* _Provided material_
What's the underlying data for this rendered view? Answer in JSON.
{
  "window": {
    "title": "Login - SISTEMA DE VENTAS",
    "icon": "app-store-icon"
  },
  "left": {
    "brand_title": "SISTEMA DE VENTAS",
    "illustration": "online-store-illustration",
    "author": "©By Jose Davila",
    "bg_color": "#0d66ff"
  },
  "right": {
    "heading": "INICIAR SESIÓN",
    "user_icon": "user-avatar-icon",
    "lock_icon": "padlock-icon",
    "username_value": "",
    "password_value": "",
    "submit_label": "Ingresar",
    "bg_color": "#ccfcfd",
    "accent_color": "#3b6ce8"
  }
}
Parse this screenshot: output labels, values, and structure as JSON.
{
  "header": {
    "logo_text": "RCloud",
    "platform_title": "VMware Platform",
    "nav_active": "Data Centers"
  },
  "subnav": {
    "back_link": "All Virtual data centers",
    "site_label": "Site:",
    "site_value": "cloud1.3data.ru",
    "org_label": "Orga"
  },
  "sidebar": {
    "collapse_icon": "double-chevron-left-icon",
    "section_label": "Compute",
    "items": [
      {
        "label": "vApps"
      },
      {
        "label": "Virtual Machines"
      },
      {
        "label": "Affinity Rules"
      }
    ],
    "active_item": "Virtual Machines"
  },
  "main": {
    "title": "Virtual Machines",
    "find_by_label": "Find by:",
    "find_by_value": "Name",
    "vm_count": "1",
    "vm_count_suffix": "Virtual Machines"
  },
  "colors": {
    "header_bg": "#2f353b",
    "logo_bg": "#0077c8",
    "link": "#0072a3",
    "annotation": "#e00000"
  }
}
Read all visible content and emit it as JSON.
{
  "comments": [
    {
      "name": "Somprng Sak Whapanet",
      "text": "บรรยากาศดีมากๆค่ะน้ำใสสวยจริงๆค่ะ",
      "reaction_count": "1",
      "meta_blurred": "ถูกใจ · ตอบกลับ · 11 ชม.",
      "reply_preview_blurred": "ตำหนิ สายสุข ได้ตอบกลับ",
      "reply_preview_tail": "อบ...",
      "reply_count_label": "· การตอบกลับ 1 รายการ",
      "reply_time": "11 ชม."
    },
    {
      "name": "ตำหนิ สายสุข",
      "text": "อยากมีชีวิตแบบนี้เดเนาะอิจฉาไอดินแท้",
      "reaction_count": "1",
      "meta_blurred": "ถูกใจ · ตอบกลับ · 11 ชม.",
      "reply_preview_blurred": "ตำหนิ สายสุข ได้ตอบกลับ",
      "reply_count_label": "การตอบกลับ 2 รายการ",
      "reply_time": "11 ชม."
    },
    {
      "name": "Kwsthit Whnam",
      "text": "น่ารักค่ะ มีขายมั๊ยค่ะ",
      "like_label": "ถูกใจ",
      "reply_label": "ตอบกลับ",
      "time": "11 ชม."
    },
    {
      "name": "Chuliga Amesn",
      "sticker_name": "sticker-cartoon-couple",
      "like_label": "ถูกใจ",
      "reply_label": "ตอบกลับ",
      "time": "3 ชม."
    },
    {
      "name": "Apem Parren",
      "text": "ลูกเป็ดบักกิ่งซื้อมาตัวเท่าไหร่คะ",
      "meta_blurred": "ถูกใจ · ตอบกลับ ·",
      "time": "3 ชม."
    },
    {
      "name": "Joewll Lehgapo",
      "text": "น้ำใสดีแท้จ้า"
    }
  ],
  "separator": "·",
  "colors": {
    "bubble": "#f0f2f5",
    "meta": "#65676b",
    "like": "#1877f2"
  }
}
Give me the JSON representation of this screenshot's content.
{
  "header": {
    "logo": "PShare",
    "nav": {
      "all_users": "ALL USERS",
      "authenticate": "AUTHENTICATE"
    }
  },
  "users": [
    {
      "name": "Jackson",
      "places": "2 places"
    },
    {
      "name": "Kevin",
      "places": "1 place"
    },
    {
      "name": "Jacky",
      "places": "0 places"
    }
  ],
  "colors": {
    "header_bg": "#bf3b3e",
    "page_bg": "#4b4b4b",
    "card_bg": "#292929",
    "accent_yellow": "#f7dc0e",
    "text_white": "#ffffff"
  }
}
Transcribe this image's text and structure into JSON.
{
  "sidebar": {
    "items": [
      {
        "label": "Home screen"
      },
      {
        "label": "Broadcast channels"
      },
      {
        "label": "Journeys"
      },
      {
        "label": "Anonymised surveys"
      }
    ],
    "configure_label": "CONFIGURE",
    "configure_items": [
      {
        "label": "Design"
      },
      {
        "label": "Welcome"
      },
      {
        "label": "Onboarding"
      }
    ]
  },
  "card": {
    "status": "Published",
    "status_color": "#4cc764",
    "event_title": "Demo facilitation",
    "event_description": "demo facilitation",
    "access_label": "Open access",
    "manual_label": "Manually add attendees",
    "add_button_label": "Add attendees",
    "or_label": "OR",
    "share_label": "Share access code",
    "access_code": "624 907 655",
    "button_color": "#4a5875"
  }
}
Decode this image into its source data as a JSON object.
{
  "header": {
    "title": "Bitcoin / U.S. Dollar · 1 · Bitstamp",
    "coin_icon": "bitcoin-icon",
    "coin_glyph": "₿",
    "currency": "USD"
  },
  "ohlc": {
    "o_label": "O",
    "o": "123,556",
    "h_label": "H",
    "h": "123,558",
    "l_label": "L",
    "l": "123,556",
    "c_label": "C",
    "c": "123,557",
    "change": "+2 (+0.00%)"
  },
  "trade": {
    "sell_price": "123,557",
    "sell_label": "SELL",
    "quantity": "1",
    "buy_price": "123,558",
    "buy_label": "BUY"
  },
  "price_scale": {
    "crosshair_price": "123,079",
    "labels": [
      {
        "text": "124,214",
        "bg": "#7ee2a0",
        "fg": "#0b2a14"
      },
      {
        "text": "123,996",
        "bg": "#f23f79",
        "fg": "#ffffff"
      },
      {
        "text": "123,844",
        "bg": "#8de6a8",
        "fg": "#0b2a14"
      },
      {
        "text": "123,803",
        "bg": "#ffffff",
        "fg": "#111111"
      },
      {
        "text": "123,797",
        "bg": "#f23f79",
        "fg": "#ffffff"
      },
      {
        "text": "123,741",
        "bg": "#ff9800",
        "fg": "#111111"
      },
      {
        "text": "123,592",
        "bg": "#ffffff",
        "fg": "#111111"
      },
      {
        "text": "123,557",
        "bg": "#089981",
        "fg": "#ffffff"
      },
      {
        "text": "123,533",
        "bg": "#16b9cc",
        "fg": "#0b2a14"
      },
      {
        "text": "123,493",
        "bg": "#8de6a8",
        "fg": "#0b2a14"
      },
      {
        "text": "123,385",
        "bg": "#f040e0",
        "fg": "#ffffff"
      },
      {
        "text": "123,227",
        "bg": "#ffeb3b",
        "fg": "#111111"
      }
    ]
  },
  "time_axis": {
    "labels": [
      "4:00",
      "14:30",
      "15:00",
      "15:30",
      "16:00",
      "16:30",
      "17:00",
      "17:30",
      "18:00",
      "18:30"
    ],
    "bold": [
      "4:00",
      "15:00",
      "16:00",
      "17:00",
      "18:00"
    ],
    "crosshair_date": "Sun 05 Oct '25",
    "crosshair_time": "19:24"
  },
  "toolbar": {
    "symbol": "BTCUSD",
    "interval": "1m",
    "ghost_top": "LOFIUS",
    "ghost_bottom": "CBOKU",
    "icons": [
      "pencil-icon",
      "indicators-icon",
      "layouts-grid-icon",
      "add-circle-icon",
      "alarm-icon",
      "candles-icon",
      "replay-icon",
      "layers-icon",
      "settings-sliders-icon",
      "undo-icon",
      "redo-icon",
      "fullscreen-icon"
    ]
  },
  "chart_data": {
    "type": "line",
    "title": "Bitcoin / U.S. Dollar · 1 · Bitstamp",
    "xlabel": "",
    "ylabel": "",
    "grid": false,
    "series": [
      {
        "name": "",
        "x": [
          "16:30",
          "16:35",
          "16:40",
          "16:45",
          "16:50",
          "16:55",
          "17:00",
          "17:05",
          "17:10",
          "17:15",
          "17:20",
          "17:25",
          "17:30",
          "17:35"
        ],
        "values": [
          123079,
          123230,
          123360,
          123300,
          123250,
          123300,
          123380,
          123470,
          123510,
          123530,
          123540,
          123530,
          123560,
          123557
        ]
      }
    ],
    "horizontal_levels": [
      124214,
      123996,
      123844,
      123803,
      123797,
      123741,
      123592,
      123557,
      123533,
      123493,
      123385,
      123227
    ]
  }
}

* _What the exercise asks_
Extract all lines from the data in which "image" is found.

* _Task output_
Transcribe this image's text and structure into JSON.
Decode this image into its source data as a JSON object.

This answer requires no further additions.